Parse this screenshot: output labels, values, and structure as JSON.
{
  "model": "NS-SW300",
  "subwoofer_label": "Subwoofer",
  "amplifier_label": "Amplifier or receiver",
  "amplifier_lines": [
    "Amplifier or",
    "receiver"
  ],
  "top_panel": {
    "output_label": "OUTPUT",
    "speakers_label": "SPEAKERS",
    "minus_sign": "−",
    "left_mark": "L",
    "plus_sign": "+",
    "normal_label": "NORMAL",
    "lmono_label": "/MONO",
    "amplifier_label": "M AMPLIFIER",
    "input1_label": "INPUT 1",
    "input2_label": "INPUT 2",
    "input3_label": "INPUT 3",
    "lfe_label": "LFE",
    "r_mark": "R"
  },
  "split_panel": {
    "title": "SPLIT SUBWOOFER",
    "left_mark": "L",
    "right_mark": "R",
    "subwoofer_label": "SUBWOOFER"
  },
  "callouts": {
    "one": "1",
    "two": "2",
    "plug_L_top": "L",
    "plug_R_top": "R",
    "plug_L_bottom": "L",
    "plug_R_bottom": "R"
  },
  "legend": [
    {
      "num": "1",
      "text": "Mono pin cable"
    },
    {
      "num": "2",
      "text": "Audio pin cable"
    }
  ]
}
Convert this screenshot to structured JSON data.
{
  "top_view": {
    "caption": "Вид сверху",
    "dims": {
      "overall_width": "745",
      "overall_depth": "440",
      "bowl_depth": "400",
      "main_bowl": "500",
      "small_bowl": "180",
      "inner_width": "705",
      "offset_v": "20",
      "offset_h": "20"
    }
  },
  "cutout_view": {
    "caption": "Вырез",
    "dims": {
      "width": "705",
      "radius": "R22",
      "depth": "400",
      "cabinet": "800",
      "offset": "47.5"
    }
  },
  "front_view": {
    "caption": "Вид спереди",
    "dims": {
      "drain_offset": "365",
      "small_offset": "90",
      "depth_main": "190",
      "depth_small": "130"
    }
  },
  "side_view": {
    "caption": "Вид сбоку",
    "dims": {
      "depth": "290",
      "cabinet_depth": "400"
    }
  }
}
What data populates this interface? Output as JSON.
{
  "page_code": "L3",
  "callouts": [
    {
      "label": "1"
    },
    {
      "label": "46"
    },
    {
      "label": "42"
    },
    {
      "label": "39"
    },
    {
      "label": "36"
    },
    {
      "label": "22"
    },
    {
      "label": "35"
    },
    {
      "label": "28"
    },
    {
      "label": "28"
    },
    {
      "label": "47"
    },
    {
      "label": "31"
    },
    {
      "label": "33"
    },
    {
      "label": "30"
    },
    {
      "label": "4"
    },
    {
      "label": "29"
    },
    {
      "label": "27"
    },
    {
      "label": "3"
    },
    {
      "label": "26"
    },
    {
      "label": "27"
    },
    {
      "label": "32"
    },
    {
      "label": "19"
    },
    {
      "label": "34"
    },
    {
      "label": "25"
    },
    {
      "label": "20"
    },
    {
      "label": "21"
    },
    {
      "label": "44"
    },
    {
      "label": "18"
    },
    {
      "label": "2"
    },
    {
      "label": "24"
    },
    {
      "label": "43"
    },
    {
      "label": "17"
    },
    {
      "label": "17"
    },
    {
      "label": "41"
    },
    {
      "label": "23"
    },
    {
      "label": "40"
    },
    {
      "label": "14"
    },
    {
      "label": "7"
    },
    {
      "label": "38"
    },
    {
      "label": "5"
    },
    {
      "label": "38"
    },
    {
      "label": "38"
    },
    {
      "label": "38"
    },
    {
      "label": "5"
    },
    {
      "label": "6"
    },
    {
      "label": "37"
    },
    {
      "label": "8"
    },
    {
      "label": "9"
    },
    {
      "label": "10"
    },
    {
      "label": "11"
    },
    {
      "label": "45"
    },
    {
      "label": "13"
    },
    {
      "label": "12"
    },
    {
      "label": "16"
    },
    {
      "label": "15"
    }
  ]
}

====

### [GOAL]
In the entries above, count each line with "cable"; reply with the total only.

### [CORRECT ANSWER]
2